To do ▸ Set down the whole listing verbatim.

Input records ▸
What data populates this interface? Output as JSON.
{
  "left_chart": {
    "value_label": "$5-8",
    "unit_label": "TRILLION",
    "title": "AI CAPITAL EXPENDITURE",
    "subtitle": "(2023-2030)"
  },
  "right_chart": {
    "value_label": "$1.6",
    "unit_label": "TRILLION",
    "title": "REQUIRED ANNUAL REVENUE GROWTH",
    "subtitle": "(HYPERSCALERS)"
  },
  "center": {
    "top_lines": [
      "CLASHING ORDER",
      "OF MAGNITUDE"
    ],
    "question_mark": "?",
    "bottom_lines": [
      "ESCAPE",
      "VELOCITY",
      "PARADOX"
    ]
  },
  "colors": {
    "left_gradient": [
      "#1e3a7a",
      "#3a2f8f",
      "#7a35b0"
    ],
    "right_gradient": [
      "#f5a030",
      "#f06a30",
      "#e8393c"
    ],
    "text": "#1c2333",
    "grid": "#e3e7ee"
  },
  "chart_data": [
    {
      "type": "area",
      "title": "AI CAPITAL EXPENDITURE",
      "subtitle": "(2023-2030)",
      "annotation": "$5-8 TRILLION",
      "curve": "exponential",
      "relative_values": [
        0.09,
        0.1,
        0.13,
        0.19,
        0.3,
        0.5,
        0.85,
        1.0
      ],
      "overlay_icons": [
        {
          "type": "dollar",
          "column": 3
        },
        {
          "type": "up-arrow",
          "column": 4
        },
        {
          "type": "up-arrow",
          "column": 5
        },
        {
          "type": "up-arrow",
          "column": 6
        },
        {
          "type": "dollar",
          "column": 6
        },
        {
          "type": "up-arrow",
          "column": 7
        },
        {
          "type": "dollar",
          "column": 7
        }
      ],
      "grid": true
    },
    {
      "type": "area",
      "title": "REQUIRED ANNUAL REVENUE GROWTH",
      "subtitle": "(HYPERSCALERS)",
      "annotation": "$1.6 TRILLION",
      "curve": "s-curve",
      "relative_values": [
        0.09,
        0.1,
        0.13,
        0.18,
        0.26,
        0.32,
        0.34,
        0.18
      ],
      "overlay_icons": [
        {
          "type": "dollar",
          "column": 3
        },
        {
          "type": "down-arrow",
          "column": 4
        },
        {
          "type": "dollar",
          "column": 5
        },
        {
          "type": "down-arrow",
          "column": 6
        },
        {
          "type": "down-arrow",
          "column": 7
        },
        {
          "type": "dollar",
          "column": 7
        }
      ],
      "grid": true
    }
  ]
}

Result ▸
What data populates this interface? Output as JSON.
{
  "left_chart": {
    "value_label": "$5-8",
    "unit_label": "TRILLION",
    "title": "AI CAPITAL EXPENDITURE",
    "subtitle": "(2023-2030)"
  },
  "right_chart": {
    "value_label": "$1.6",
    "unit_label": "TRILLION",
    "title": "REQUIRED ANNUAL REVENUE GROWTH",
    "subtitle": "(HYPERSCALERS)"
  },
  "center": {
    "top_lines": [
      "CLASHING ORDER",
      "OF MAGNITUDE"
    ],
    "question_mark": "?",
    "bottom_lines": [
      "ESCAPE",
      "VELOCITY",
      "PARADOX"
    ]
  },
  "colors": {
    "left_gradient": [
      "#1e3a7a",
      "#3a2f8f",
      "#7a35b0"
    ],
    "right_gradient": [
      "#f5a030",
      "#f06a30",
      "#e8393c"
    ],
    "text": "#1c2333",
    "grid": "#e3e7ee"
  },
  "chart_data": [
    {
      "type": "area",
      "title": "AI CAPITAL EXPENDITURE",
      "subtitle": "(2023-2030)",
      "annotation": "$5-8 TRILLION",
      "curve": "exponential",
      "relative_values": [
        0.09,
        0.1,
        0.13,
        0.19,
        0.3,
        0.5,
        0.85,
        1.0
      ],
      "overlay_icons": [
        {
          "type": "dollar",
          "column": 3
        },
        {
          "type": "up-arrow",
          "column": 4
        },
        {
          "type": "up-arrow",
          "column": 5
        },
        {
          "type": "up-arrow",
          "column": 6
        },
        {
          "type": "dollar",
          "column": 6
        },
        {
          "type": "up-arrow",
          "column": 7
        },
        {
          "type": "dollar",
          "column": 7
        }
      ],
      "grid": true
    },
    {
      "type": "area",
      "title": "REQUIRED ANNUAL REVENUE GROWTH",
      "subtitle": "(HYPERSCALERS)",
      "annotation": "$1.6 TRILLION",
      "curve": "s-curve",
      "relative_values": [
        0.09,
        0.1,
        0.13,
        0.18,
        0.26,
        0.32,
        0.34,
        0.18
      ],
      "overlay_icons": [
        {
          "type": "dollar",
          "column": 3
        },
        {
          "type": "down-arrow",
          "column": 4
        },
        {
          "type": "dollar",
          "column": 5
        },
        {
          "type": "down-arrow",
          "column": 6
        },
        {
          "type": "down-arrow",
          "column": 7
        },
        {
          "type": "dollar",
          "column": 7
        }
      ],
      "grid": true
    }
  ]
}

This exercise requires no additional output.